◆ Description of the task: Write out every line below that includes the word "legal".

(Recorded data)
******

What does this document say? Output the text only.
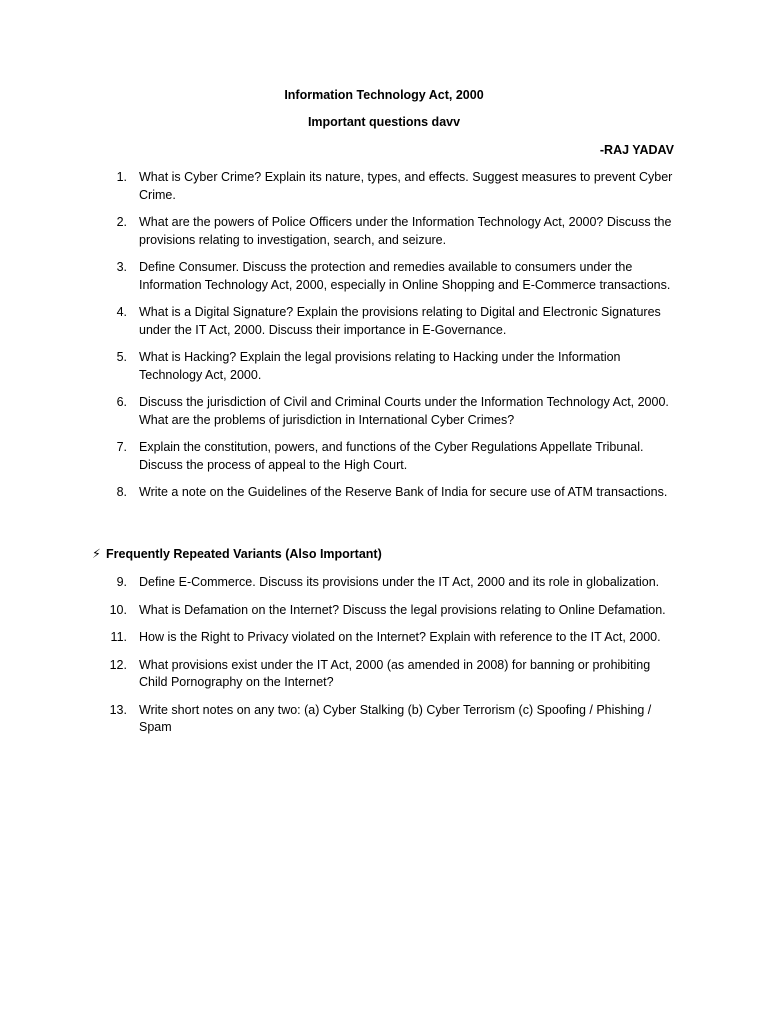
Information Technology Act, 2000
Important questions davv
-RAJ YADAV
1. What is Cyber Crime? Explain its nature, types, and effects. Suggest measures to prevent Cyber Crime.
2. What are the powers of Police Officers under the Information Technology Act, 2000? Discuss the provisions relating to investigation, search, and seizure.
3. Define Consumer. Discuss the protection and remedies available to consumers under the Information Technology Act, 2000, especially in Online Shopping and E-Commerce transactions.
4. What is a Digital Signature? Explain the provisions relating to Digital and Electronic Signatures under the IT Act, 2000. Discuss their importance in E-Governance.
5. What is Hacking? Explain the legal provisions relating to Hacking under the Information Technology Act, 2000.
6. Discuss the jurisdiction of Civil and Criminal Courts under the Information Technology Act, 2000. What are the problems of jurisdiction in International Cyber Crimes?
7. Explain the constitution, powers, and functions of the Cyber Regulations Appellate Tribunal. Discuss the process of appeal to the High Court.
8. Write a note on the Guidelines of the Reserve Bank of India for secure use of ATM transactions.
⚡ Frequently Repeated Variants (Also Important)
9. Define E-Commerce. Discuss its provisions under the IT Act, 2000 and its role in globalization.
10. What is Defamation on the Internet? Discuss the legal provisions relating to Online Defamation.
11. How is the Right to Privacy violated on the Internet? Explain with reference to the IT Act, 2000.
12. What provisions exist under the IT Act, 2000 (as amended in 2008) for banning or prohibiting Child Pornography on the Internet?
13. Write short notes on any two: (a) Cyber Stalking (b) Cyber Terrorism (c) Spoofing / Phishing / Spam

******

◆ Solution for this problem:
5. What is Hacking? Explain the legal provisions relating to Hacking under the Information Technology Act, 2000.
10. What is Defamation on the Internet? Discuss the legal provisions relating to Online Defamation.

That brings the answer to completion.